Part of a data file:
-*-

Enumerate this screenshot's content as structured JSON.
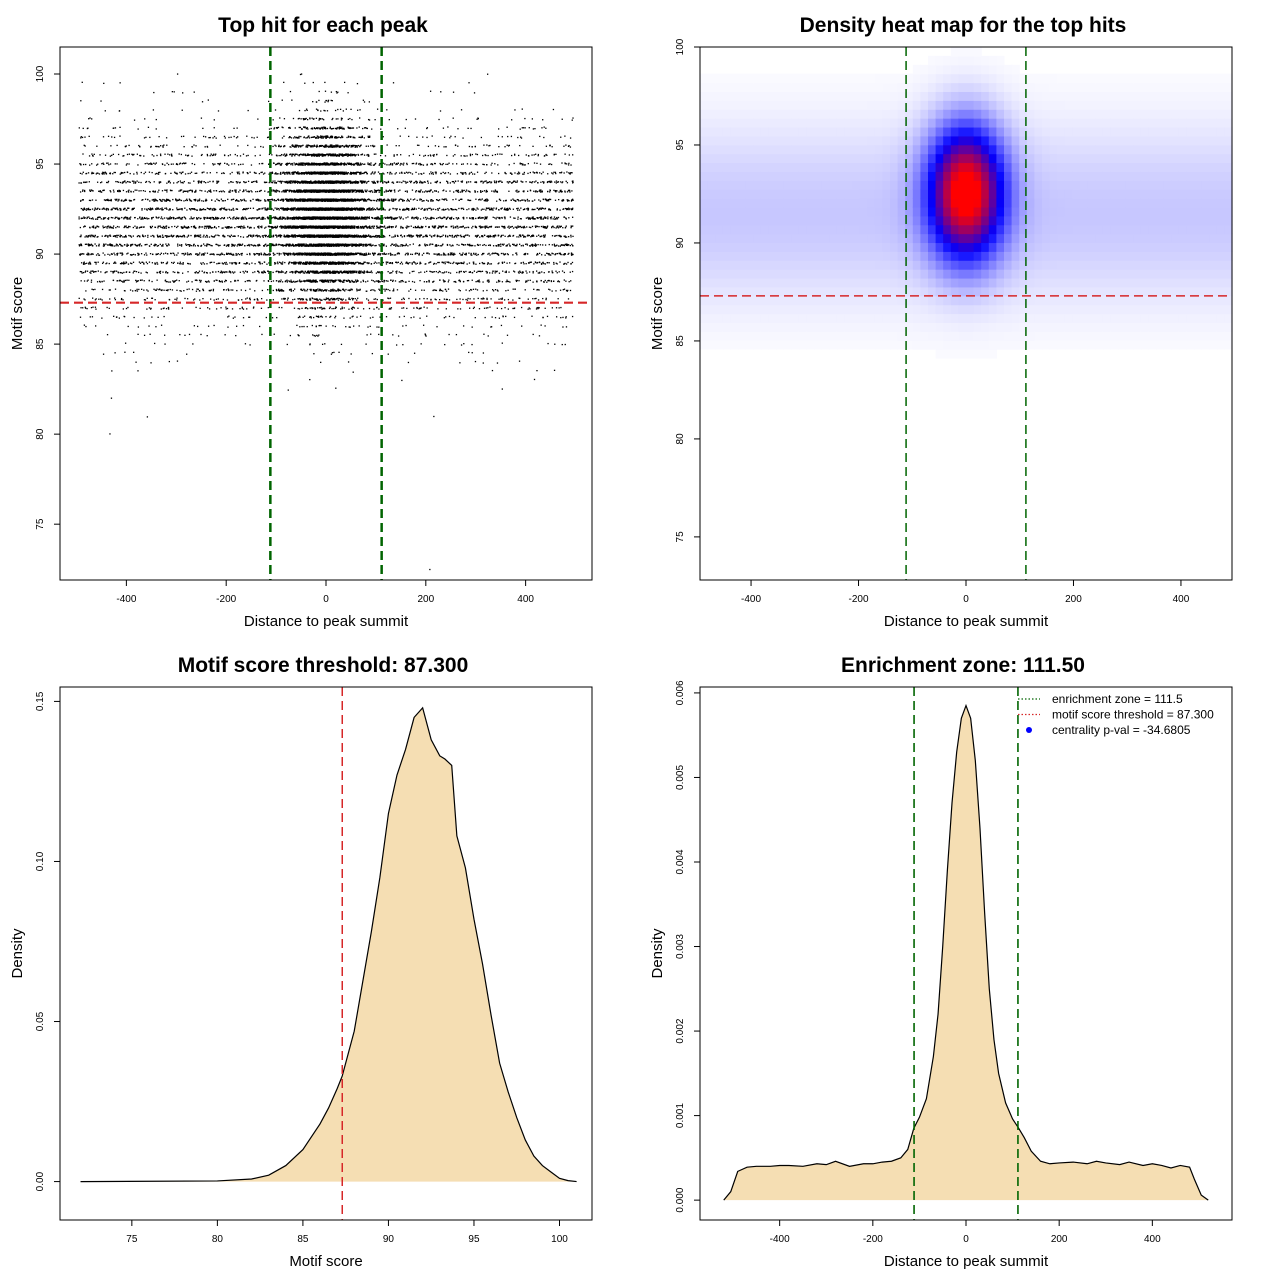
{
  "chart_data": [
    {
      "type": "scatter",
      "title": "Top hit for each peak",
      "xlabel": "Distance to peak summit",
      "ylabel": "Motif score",
      "xlim": [
        -533,
        533
      ],
      "ylim": [
        71.9,
        101.5
      ],
      "xticks": [
        -400,
        -200,
        0,
        200,
        400
      ],
      "xtick_labels": [
        "-400",
        "-200",
        "0",
        "200",
        "400"
      ],
      "yticks": [
        75,
        80,
        85,
        90,
        95,
        100
      ],
      "ytick_labels": [
        "75",
        "80",
        "85",
        "90",
        "95",
        "100"
      ],
      "grid": false,
      "point_color": "#000000",
      "reference_lines": [
        {
          "orientation": "vertical",
          "value": -111.5,
          "color": "#006400",
          "style": "dashed"
        },
        {
          "orientation": "vertical",
          "value": 111.5,
          "color": "#006400",
          "style": "dashed"
        },
        {
          "orientation": "horizontal",
          "value": 87.3,
          "color": "#d62728",
          "style": "dashed"
        }
      ],
      "x_range": [
        -495,
        495
      ],
      "outliers": [
        [
          -433,
          80.1
        ],
        [
          -358,
          81.0
        ],
        [
          -430,
          82.1
        ],
        [
          216,
          80.9
        ],
        [
          208,
          72.7
        ]
      ]
    },
    {
      "type": "heatmap",
      "title": "Density heat map for the top hits",
      "xlabel": "Distance to peak summit",
      "ylabel": "Motif score",
      "xlim": [
        -495,
        495
      ],
      "ylim": [
        72.8,
        100
      ],
      "xticks": [
        -400,
        -200,
        0,
        200,
        400
      ],
      "xtick_labels": [
        "-400",
        "-200",
        "0",
        "200",
        "400"
      ],
      "yticks": [
        75,
        80,
        85,
        90,
        95,
        100
      ],
      "ytick_labels": [
        "75",
        "80",
        "85",
        "90",
        "95",
        "100"
      ],
      "colors": [
        "#ffffff",
        "#0000ff",
        "#ff0000"
      ],
      "reference_lines": [
        {
          "orientation": "vertical",
          "value": -111.5,
          "color": "#006400",
          "style": "dashed"
        },
        {
          "orientation": "vertical",
          "value": 111.5,
          "color": "#006400",
          "style": "dashed"
        },
        {
          "orientation": "horizontal",
          "value": 87.3,
          "color": "#d62728",
          "style": "dashed"
        }
      ]
    },
    {
      "type": "area",
      "title": "Motif score threshold: 87.300",
      "xlabel": "Motif score",
      "ylabel": "Density",
      "xlim": [
        70.8,
        101.9
      ],
      "ylim": [
        -0.012,
        0.1545
      ],
      "xticks": [
        75,
        80,
        85,
        90,
        95,
        100
      ],
      "xtick_labels": [
        "75",
        "80",
        "85",
        "90",
        "95",
        "100"
      ],
      "yticks": [
        0,
        0.05,
        0.1,
        0.15
      ],
      "ytick_labels": [
        "0.00",
        "0.05",
        "0.10",
        "0.15"
      ],
      "fill_color": "#f5deb3",
      "threshold": 87.3,
      "threshold_color": "#d62728",
      "x": [
        72,
        80,
        82,
        83,
        84,
        85,
        86,
        86.5,
        87,
        87.3,
        88,
        89,
        89.5,
        90,
        90.5,
        91,
        91.5,
        92,
        92.5,
        93,
        93.3,
        93.7,
        94,
        94.5,
        95,
        95.5,
        96,
        96.5,
        97,
        97.5,
        98,
        98.5,
        99,
        99.5,
        100,
        100.5,
        101
      ],
      "y": [
        0,
        0.0002,
        0.0008,
        0.002,
        0.005,
        0.01,
        0.018,
        0.023,
        0.029,
        0.033,
        0.047,
        0.078,
        0.095,
        0.115,
        0.127,
        0.135,
        0.145,
        0.148,
        0.138,
        0.133,
        0.132,
        0.13,
        0.108,
        0.098,
        0.082,
        0.068,
        0.052,
        0.037,
        0.028,
        0.02,
        0.013,
        0.008,
        0.005,
        0.003,
        0.001,
        0.0003,
        0
      ]
    },
    {
      "type": "area",
      "title": "Enrichment zone: 111.50",
      "xlabel": "Distance to peak summit",
      "ylabel": "Density",
      "xlim": [
        -571,
        571
      ],
      "ylim": [
        -0.000235,
        0.00607
      ],
      "xticks": [
        -400,
        -200,
        0,
        200,
        400
      ],
      "xtick_labels": [
        "-400",
        "-200",
        "0",
        "200",
        "400"
      ],
      "yticks": [
        0,
        0.001,
        0.002,
        0.003,
        0.004,
        0.005,
        0.006
      ],
      "ytick_labels": [
        "0.000",
        "0.001",
        "0.002",
        "0.003",
        "0.004",
        "0.005",
        "0.006"
      ],
      "fill_color": "#f5deb3",
      "enrichment_zone": 111.5,
      "x": [
        -520,
        -505,
        -490,
        -470,
        -450,
        -420,
        -400,
        -380,
        -350,
        -320,
        -300,
        -280,
        -250,
        -220,
        -200,
        -180,
        -160,
        -140,
        -125,
        -112,
        -100,
        -85,
        -70,
        -60,
        -50,
        -40,
        -30,
        -20,
        -10,
        0,
        10,
        20,
        30,
        40,
        50,
        60,
        70,
        85,
        100,
        112,
        125,
        140,
        160,
        180,
        200,
        230,
        260,
        280,
        300,
        330,
        350,
        380,
        400,
        420,
        440,
        460,
        480,
        490,
        505,
        520
      ],
      "y": [
        0,
        0.0001,
        0.00034,
        0.00039,
        0.0004,
        0.0004,
        0.00041,
        0.00041,
        0.0004,
        0.00043,
        0.00042,
        0.00046,
        0.0004,
        0.00043,
        0.00043,
        0.00045,
        0.00046,
        0.0005,
        0.0006,
        0.00085,
        0.00098,
        0.0012,
        0.0017,
        0.0022,
        0.003,
        0.0039,
        0.0047,
        0.0053,
        0.0057,
        0.00585,
        0.0057,
        0.0052,
        0.0044,
        0.0034,
        0.0025,
        0.0019,
        0.0015,
        0.00115,
        0.00096,
        0.00086,
        0.00074,
        0.00058,
        0.00046,
        0.00043,
        0.00044,
        0.00045,
        0.00043,
        0.00046,
        0.00044,
        0.00042,
        0.00045,
        0.00041,
        0.00043,
        0.00041,
        0.00038,
        0.00041,
        0.00039,
        0.00025,
        6e-05,
        0
      ],
      "reference_lines": [
        {
          "orientation": "vertical",
          "value": -111.5,
          "color": "#006400",
          "style": "dashed"
        },
        {
          "orientation": "vertical",
          "value": 111.5,
          "color": "#006400",
          "style": "dashed"
        }
      ],
      "legend": {
        "placement": "top-right",
        "entries": [
          {
            "label": "enrichment zone = 111.5",
            "color": "#006400",
            "style": "dotted"
          },
          {
            "label": "motif score threshold = 87.300",
            "color": "#d62728",
            "style": "dotted"
          },
          {
            "label": "centrality p-val = -34.6805",
            "color": "#0000ff",
            "style": "point"
          }
        ]
      }
    }
  ]
}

-*-

Output each line exactly; omit every picture.

Enumerate this screenshot's content as structured JSON.
{
  "chart_data": [
    {
      "type": "scatter",
      "title": "Top hit for each peak",
      "xlabel": "Distance to peak summit",
      "ylabel": "Motif score",
      "xlim": [
        -533,
        533
      ],
      "ylim": [
        71.9,
        101.5
      ],
      "xticks": [
        -400,
        -200,
        0,
        200,
        400
      ],
      "xtick_labels": [
        "-400",
        "-200",
        "0",
        "200",
        "400"
      ],
      "yticks": [
        75,
        80,
        85,
        90,
        95,
        100
      ],
      "ytick_labels": [
        "75",
        "80",
        "85",
        "90",
        "95",
        "100"
      ],
      "grid": false,
      "point_color": "#000000",
      "reference_lines": [
        {
          "orientation": "vertical",
          "value": -111.5,
          "color": "#006400",
          "style": "dashed"
        },
        {
          "orientation": "vertical",
          "value": 111.5,
          "color": "#006400",
          "style": "dashed"
        },
        {
          "orientation": "horizontal",
          "value": 87.3,
          "color": "#d62728",
          "style": "dashed"
        }
      ],
      "x_range": [
        -495,
        495
      ],
      "outliers": [
        [
          -433,
          80.1
        ],
        [
          -358,
          81.0
        ],
        [
          -430,
          82.1
        ],
        [
          216,
          80.9
        ],
        [
          208,
          72.7
        ]
      ]
    },
    {
      "type": "heatmap",
      "title": "Density heat map for the top hits",
      "xlabel": "Distance to peak summit",
      "ylabel": "Motif score",
      "xlim": [
        -495,
        495
      ],
      "ylim": [
        72.8,
        100
      ],
      "xticks": [
        -400,
        -200,
        0,
        200,
        400
      ],
      "xtick_labels": [
        "-400",
        "-200",
        "0",
        "200",
        "400"
      ],
      "yticks": [
        75,
        80,
        85,
        90,
        95,
        100
      ],
      "ytick_labels": [
        "75",
        "80",
        "85",
        "90",
        "95",
        "100"
      ],
      "colors": [
        "#ffffff",
        "#0000ff",
        "#ff0000"
      ],
      "reference_lines": [
        {
          "orientation": "vertical",
          "value": -111.5,
          "color": "#006400",
          "style": "dashed"
        },
        {
          "orientation": "vertical",
          "value": 111.5,
          "color": "#006400",
          "style": "dashed"
        },
        {
          "orientation": "horizontal",
          "value": 87.3,
          "color": "#d62728",
          "style": "dashed"
        }
      ]
    },
    {
      "type": "area",
      "title": "Motif score threshold: 87.300",
      "xlabel": "Motif score",
      "ylabel": "Density",
      "xlim": [
        70.8,
        101.9
      ],
      "ylim": [
        -0.012,
        0.1545
      ],
      "xticks": [
        75,
        80,
        85,
        90,
        95,
        100
      ],
      "xtick_labels": [
        "75",
        "80",
        "85",
        "90",
        "95",
        "100"
      ],
      "yticks": [
        0,
        0.05,
        0.1,
        0.15
      ],
      "ytick_labels": [
        "0.00",
        "0.05",
        "0.10",
        "0.15"
      ],
      "fill_color": "#f5deb3",
      "threshold": 87.3,
      "threshold_color": "#d62728",
      "x": [
        72,
        80,
        82,
        83,
        84,
        85,
        86,
        86.5,
        87,
        87.3,
        88,
        89,
        89.5,
        90,
        90.5,
        91,
        91.5,
        92,
        92.5,
        93,
        93.3,
        93.7,
        94,
        94.5,
        95,
        95.5,
        96,
        96.5,
        97,
        97.5,
        98,
        98.5,
        99,
        99.5,
        100,
        100.5,
        101
      ],
      "y": [
        0,
        0.0002,
        0.0008,
        0.002,
        0.005,
        0.01,
        0.018,
        0.023,
        0.029,
        0.033,
        0.047,
        0.078,
        0.095,
        0.115,
        0.127,
        0.135,
        0.145,
        0.148,
        0.138,
        0.133,
        0.132,
        0.13,
        0.108,
        0.098,
        0.082,
        0.068,
        0.052,
        0.037,
        0.028,
        0.02,
        0.013,
        0.008,
        0.005,
        0.003,
        0.001,
        0.0003,
        0
      ]
    },
    {
      "type": "area",
      "title": "Enrichment zone: 111.50",
      "xlabel": "Distance to peak summit",
      "ylabel": "Density",
      "xlim": [
        -571,
        571
      ],
      "ylim": [
        -0.000235,
        0.00607
      ],
      "xticks": [
        -400,
        -200,
        0,
        200,
        400
      ],
      "xtick_labels": [
        "-400",
        "-200",
        "0",
        "200",
        "400"
      ],
      "yticks": [
        0,
        0.001,
        0.002,
        0.003,
        0.004,
        0.005,
        0.006
      ],
      "ytick_labels": [
        "0.000",
        "0.001",
        "0.002",
        "0.003",
        "0.004",
        "0.005",
        "0.006"
      ],
      "fill_color": "#f5deb3",
      "enrichment_zone": 111.5,
      "x": [
        -520,
        -505,
        -490,
        -470,
        -450,
        -420,
        -400,
        -380,
        -350,
        -320,
        -300,
        -280,
        -250,
        -220,
        -200,
        -180,
        -160,
        -140,
        -125,
        -112,
        -100,
        -85,
        -70,
        -60,
        -50,
        -40,
        -30,
        -20,
        -10,
        0,
        10,
        20,
        30,
        40,
        50,
        60,
        70,
        85,
        100,
        112,
        125,
        140,
        160,
        180,
        200,
        230,
        260,
        280,
        300,
        330,
        350,
        380,
        400,
        420,
        440,
        460,
        480,
        490,
        505,
        520
      ],
      "y": [
        0,
        0.0001,
        0.00034,
        0.00039,
        0.0004,
        0.0004,
        0.00041,
        0.00041,
        0.0004,
        0.00043,
        0.00042,
        0.00046,
        0.0004,
        0.00043,
        0.00043,
        0.00045,
        0.00046,
        0.0005,
        0.0006,
        0.00085,
        0.00098,
        0.0012,
        0.0017,
        0.0022,
        0.003,
        0.0039,
        0.0047,
        0.0053,
        0.0057,
        0.00585,
        0.0057,
        0.0052,
        0.0044,
        0.0034,
        0.0025,
        0.0019,
        0.0015,
        0.00115,
        0.00096,
        0.00086,
        0.00074,
        0.00058,
        0.00046,
        0.00043,
        0.00044,
        0.00045,
        0.00043,
        0.00046,
        0.00044,
        0.00042,
        0.00045,
        0.00041,
        0.00043,
        0.00041,
        0.00038,
        0.00041,
        0.00039,
        0.00025,
        6e-05,
        0
      ],
      "reference_lines": [
        {
          "orientation": "vertical",
          "value": -111.5,
          "color": "#006400",
          "style": "dashed"
        },
        {
          "orientation": "vertical",
          "value": 111.5,
          "color": "#006400",
          "style": "dashed"
        }
      ],
      "legend": {
        "placement": "top-right",
        "entries": [
          {
            "label": "enrichment zone = 111.5",
            "color": "#006400",
            "style": "dotted"
          },
          {
            "label": "motif score threshold = 87.300",
            "color": "#d62728",
            "style": "dotted"
          },
          {
            "label": "centrality p-val = -34.6805",
            "color": "#0000ff",
            "style": "point"
          }
        ]
      }
    }
  ]
}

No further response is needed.